__Set problem__
Lines containing the word "each" are the ones to copy from the records below.

__Extracted data__

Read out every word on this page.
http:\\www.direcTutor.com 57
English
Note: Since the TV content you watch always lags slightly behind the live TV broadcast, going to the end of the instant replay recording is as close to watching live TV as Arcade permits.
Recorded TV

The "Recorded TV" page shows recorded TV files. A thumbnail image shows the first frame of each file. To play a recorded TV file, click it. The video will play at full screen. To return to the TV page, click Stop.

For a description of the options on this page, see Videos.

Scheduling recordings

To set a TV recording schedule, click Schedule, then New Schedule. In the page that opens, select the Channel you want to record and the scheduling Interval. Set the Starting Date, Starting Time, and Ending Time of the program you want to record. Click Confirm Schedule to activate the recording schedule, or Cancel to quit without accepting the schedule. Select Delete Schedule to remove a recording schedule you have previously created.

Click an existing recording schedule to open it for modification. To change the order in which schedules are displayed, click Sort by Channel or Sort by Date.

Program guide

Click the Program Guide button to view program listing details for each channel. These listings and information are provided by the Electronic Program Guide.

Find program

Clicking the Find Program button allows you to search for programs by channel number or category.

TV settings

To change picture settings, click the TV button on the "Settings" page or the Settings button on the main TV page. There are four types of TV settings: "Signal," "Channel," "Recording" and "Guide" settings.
...
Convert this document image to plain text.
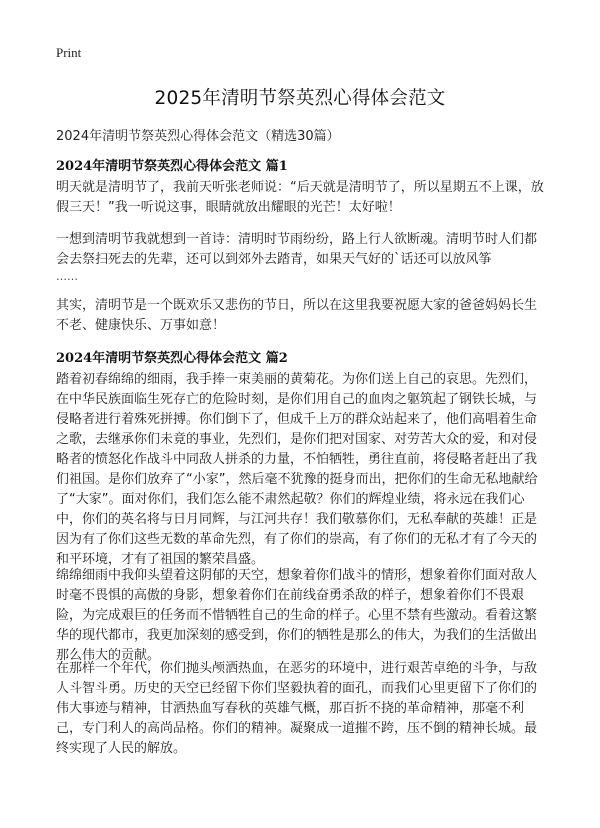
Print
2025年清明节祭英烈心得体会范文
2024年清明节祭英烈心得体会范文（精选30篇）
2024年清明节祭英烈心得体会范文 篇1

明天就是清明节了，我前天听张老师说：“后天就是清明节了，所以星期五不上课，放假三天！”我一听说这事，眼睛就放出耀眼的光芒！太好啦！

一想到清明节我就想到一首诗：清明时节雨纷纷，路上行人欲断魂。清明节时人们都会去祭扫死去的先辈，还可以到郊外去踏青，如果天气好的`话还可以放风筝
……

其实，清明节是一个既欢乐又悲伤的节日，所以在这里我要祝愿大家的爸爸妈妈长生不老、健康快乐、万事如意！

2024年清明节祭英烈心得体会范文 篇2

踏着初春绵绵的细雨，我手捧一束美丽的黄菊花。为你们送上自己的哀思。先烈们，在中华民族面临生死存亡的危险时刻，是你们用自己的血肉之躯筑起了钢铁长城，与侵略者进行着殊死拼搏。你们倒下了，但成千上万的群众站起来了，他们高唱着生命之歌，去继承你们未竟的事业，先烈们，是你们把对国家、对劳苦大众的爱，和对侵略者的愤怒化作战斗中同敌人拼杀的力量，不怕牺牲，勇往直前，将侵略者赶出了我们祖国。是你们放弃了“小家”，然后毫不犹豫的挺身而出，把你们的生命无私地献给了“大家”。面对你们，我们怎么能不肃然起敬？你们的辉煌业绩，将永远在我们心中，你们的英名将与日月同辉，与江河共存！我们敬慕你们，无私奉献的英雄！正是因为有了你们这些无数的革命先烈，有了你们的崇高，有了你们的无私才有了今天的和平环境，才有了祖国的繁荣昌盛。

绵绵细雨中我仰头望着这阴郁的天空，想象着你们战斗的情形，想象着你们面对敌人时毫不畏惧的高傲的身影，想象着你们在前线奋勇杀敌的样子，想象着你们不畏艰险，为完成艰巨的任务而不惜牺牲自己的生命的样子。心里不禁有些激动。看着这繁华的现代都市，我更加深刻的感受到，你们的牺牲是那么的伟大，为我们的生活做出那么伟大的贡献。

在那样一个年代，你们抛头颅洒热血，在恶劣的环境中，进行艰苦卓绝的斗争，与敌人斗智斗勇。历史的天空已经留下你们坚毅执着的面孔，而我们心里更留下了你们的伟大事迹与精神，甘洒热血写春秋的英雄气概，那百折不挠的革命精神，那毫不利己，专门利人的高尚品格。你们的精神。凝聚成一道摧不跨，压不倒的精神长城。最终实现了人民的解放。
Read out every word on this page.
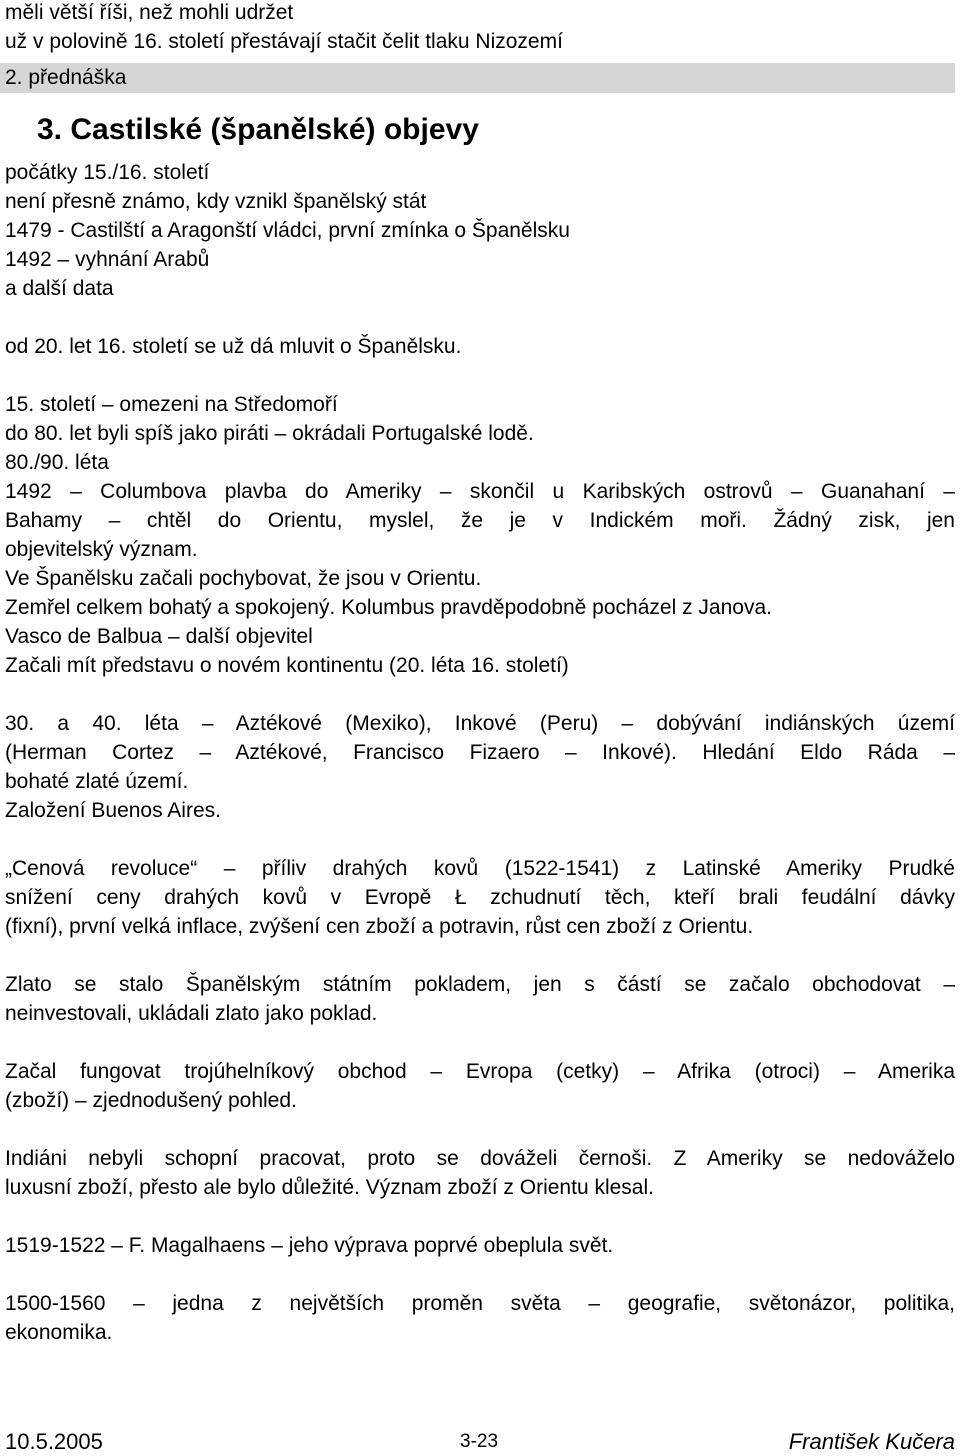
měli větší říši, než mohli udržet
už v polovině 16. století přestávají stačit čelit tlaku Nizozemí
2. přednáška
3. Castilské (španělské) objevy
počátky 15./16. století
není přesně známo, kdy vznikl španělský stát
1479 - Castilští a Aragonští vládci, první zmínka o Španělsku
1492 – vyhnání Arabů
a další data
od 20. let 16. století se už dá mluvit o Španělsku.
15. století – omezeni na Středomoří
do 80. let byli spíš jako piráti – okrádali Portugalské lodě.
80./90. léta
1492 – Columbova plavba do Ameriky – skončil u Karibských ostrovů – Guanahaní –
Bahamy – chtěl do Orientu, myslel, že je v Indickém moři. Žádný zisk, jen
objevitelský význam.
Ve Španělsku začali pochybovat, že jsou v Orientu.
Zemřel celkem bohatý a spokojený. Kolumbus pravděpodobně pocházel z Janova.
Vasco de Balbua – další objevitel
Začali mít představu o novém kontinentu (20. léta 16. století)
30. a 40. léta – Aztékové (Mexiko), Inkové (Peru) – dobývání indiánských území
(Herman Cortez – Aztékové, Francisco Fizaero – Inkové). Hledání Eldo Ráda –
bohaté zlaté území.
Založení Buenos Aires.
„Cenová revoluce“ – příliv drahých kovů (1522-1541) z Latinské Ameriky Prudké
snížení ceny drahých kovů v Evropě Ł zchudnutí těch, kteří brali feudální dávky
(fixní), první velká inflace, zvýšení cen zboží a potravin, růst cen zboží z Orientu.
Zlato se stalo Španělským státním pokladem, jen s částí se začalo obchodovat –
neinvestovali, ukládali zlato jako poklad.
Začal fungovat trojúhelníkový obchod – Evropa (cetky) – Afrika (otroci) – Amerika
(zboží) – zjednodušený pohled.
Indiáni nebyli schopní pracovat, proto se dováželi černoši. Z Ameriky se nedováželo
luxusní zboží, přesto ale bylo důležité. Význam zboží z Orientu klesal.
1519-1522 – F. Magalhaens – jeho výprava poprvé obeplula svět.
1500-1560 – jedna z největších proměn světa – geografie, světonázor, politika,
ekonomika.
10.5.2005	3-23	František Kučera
...
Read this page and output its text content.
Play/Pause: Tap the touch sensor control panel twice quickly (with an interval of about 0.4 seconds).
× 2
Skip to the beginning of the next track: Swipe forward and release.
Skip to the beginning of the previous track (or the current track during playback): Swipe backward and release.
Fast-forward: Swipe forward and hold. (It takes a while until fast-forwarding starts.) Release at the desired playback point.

__Worked answer__
The "Recorded TV" page shows recorded TV files. A thumbnail image shows the first frame of each file. To play a recorded TV file, click it. The video will play at full screen. To return to the TV page, click Stop.
Click the Program Guide button to view program listing details for each channel. These listings and information are provided by the Electronic Program Guide.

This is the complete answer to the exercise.